Task goal -> Gather every line of the entries that includes the word "Puissance".

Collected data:
--- Start ---
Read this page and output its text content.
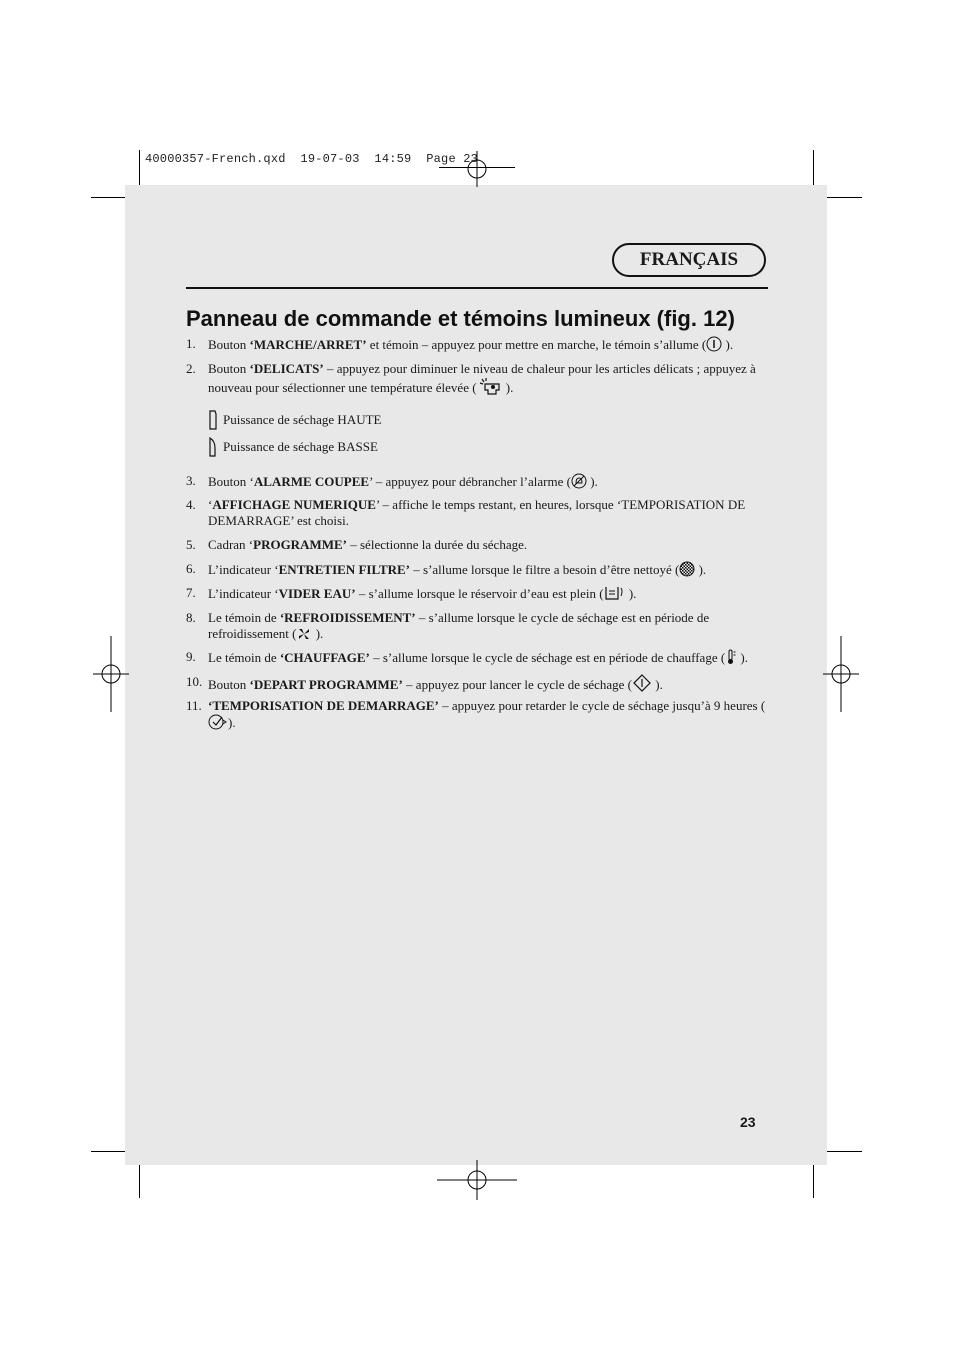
40000357-French.qxd  19-07-03  14:59  Page 23
FRANÇAIS
Panneau de commande et témoins lumineux (fig. 12)
1. Bouton ‘MARCHE/ARRET’ et témoin – appuyez pour mettre en marche, le témoin s’allume ( ).
2. Bouton ‘DELICATS’ – appuyez pour diminuer le niveau de chaleur pour les articles délicats ; appuyez à nouveau pour sélectionner une température élevée ( ).
Puissance de séchage HAUTE
Puissance de séchage BASSE
3. Bouton ‘ALARME COUPEE’ – appuyez pour débrancher l’alarme ( ).
4. ‘AFFICHAGE NUMERIQUE’ – affiche le temps restant, en heures, lorsque ‘TEMPORISATION DE DEMARRAGE’ est choisi.
5. Cadran ‘PROGRAMME’ – sélectionne la durée du séchage.
6. L’indicateur ‘ENTRETIEN FILTRE’ – s’allume lorsque le filtre a besoin d’être nettoyé ( ).
7. L’indicateur ‘VIDER EAU’ – s’allume lorsque le réservoir d’eau est plein ( ).
8. Le témoin de ‘REFROIDISSEMENT’ – s’allume lorsque le cycle de séchage est en période de refroidissement ( ).
9. Le témoin de ‘CHAUFFAGE’ – s’allume lorsque le cycle de séchage est en période de chauffage ( ).
10. Bouton ‘DEPART PROGRAMME’ – appuyez pour lancer le cycle de séchage ( ).
11. ‘TEMPORISATION DE DEMARRAGE’ – appuyez pour retarder le cycle de séchage jusqu’à 9 heures ().
23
--- End ---
Output of the task ->
Puissance de séchage HAUTE
Puissance de séchage BASSE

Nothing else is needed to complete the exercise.